» **Required task**:
Search the data below for the string "Policy". Extract every line that contains it.

----------------------------------------

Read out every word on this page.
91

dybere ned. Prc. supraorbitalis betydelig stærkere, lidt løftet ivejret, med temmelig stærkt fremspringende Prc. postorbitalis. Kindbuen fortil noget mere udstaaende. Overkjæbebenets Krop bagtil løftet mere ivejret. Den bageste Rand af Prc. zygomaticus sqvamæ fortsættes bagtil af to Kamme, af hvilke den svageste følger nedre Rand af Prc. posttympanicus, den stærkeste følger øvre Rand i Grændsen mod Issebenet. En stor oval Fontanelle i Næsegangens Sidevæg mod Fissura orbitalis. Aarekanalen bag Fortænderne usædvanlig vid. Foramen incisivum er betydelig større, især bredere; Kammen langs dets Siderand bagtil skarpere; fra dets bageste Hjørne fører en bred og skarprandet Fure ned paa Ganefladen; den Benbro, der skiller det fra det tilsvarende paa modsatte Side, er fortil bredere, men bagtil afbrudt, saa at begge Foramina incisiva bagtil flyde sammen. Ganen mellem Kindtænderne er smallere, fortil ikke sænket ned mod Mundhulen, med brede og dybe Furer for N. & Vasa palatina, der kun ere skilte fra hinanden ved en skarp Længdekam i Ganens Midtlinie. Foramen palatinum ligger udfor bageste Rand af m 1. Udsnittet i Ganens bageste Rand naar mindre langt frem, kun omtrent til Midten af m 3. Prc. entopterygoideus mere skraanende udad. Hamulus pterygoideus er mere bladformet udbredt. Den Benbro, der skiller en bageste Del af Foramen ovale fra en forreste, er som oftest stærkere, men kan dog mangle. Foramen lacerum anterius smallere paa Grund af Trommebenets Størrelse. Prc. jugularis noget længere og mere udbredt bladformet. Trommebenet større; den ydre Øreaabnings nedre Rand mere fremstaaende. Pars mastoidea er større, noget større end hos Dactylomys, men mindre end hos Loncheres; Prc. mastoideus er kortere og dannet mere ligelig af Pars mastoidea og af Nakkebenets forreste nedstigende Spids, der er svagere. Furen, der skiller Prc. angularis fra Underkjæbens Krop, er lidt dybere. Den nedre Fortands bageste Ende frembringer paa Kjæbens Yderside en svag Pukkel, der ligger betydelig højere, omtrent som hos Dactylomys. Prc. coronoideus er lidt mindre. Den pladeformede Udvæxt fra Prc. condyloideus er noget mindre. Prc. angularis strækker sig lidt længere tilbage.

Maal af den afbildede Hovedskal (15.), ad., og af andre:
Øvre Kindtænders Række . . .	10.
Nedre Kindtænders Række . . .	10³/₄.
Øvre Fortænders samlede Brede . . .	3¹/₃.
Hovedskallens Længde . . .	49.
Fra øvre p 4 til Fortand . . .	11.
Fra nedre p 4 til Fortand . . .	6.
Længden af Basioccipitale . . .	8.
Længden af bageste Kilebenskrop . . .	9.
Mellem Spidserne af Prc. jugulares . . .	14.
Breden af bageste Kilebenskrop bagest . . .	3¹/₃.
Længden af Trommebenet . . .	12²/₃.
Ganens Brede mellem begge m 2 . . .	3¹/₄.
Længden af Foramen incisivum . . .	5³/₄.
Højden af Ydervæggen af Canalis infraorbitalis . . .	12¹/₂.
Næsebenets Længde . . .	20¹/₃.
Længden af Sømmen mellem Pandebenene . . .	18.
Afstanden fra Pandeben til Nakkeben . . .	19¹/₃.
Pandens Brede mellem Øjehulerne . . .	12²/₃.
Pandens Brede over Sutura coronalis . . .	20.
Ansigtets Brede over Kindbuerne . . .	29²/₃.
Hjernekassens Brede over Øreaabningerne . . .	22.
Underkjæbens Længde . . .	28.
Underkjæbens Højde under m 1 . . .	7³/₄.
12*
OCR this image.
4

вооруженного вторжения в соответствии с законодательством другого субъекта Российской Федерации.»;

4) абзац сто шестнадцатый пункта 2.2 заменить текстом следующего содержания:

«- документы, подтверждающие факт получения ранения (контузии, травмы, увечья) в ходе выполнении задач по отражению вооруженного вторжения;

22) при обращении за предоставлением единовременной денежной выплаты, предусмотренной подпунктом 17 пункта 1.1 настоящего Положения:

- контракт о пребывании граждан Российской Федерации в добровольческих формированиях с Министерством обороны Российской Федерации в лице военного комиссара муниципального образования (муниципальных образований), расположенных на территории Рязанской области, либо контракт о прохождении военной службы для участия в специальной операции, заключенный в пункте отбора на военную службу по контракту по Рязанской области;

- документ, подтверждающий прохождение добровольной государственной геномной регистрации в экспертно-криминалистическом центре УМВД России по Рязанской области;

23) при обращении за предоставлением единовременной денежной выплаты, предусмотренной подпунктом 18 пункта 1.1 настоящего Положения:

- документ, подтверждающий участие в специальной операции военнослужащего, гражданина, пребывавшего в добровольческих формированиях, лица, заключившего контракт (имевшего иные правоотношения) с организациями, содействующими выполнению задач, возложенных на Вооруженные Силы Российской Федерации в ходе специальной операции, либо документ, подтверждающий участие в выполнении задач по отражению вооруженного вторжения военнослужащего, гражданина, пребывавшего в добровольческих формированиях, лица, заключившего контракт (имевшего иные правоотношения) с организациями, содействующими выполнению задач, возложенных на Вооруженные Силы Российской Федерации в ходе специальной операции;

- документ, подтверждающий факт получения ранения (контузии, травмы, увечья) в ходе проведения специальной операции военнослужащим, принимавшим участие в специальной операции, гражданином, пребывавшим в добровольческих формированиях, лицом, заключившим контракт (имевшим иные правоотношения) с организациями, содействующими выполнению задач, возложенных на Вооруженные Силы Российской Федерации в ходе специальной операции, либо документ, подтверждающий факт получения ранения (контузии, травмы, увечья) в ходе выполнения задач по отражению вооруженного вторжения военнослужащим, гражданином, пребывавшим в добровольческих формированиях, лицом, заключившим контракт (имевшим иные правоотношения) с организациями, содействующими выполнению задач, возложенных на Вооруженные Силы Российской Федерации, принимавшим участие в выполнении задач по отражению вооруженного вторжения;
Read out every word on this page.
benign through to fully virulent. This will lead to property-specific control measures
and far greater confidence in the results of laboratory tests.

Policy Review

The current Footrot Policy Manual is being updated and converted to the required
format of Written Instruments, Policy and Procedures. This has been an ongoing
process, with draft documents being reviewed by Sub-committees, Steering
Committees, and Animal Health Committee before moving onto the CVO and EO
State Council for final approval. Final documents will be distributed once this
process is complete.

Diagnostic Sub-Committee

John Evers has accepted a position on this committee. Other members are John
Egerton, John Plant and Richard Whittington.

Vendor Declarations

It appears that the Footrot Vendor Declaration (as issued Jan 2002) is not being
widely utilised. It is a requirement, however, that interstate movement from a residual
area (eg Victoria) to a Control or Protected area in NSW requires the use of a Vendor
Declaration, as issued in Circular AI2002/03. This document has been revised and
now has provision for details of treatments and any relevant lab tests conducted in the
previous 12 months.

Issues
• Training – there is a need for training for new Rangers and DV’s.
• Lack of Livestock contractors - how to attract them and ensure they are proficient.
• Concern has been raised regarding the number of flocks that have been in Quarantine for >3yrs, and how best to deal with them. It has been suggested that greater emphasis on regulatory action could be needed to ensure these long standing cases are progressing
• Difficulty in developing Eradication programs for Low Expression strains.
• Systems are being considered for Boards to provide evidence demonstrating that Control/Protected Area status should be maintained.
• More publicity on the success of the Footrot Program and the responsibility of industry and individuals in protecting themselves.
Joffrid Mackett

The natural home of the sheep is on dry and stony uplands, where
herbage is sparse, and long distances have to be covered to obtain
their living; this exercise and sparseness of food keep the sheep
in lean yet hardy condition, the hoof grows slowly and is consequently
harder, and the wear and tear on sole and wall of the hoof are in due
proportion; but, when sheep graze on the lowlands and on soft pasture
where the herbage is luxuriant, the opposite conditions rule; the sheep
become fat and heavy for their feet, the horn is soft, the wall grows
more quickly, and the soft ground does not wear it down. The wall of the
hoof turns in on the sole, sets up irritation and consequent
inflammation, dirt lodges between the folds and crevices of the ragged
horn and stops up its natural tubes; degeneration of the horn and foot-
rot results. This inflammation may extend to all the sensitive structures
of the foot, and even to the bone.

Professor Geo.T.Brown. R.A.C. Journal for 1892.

----------------------------------------

» **Exercise solution**:
Policy Review
The current Footrot Policy Manual is being updated and converted to the required
format of Written Instruments, Policy and Procedures. This has been an ongoing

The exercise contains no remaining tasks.